Directions:
Write out the material again exactly, please, and omit the pictures.

Exercise data:
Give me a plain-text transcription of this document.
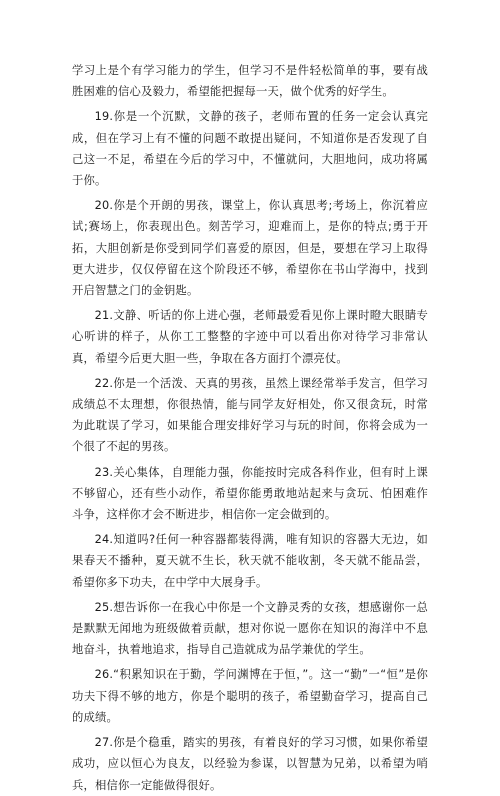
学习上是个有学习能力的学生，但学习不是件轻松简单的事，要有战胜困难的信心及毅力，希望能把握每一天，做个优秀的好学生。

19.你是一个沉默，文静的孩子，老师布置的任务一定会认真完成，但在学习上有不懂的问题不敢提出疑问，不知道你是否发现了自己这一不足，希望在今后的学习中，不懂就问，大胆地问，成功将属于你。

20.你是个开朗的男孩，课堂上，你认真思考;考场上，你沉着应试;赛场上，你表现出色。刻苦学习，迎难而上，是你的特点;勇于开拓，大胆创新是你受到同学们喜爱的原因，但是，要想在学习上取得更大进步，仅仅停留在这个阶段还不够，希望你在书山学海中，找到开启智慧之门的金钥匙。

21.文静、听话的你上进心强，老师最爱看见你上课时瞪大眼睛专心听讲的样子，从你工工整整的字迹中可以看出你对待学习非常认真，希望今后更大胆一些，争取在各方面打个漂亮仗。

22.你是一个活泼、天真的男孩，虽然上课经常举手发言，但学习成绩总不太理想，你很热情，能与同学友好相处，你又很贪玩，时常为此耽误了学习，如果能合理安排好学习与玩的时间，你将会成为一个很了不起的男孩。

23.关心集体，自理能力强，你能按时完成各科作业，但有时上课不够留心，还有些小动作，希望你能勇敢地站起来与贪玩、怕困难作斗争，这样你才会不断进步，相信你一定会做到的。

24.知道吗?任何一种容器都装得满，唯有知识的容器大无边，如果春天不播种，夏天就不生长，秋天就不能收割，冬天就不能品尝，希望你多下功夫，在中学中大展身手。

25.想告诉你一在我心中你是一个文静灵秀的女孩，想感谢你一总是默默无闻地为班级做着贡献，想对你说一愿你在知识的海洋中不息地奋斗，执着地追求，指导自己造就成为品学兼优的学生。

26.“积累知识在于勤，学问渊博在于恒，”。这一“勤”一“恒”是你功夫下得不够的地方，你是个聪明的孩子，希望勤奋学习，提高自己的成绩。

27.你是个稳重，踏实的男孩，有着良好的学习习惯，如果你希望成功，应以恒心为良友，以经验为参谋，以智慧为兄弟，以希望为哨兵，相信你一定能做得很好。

Exercise answer:
Give me a plain-text transcription of this document.
学习上是个有学习能力的学生，但学习不是件轻松简单的事，要有战胜困难的信心及毅力，希望能把握每一天，做个优秀的好学生。

19.你是一个沉默，文静的孩子，老师布置的任务一定会认真完成，但在学习上有不懂的问题不敢提出疑问，不知道你是否发现了自己这一不足，希望在今后的学习中，不懂就问，大胆地问，成功将属于你。

20.你是个开朗的男孩，课堂上，你认真思考;考场上，你沉着应试;赛场上，你表现出色。刻苦学习，迎难而上，是你的特点;勇于开拓，大胆创新是你受到同学们喜爱的原因，但是，要想在学习上取得更大进步，仅仅停留在这个阶段还不够，希望你在书山学海中，找到开启智慧之门的金钥匙。

21.文静、听话的你上进心强，老师最爱看见你上课时瞪大眼睛专心听讲的样子，从你工工整整的字迹中可以看出你对待学习非常认真，希望今后更大胆一些，争取在各方面打个漂亮仗。

22.你是一个活泼、天真的男孩，虽然上课经常举手发言，但学习成绩总不太理想，你很热情，能与同学友好相处，你又很贪玩，时常为此耽误了学习，如果能合理安排好学习与玩的时间，你将会成为一个很了不起的男孩。

23.关心集体，自理能力强，你能按时完成各科作业，但有时上课不够留心，还有些小动作，希望你能勇敢地站起来与贪玩、怕困难作斗争，这样你才会不断进步，相信你一定会做到的。

24.知道吗?任何一种容器都装得满，唯有知识的容器大无边，如果春天不播种，夏天就不生长，秋天就不能收割，冬天就不能品尝，希望你多下功夫，在中学中大展身手。

25.想告诉你一在我心中你是一个文静灵秀的女孩，想感谢你一总是默默无闻地为班级做着贡献，想对你说一愿你在知识的海洋中不息地奋斗，执着地追求，指导自己造就成为品学兼优的学生。

26.“积累知识在于勤，学问渊博在于恒，”。这一“勤”一“恒”是你功夫下得不够的地方，你是个聪明的孩子，希望勤奋学习，提高自己的成绩。

27.你是个稳重，踏实的男孩，有着良好的学习习惯，如果你希望成功，应以恒心为良友，以经验为参谋，以智慧为兄弟，以希望为哨兵，相信你一定能做得很好。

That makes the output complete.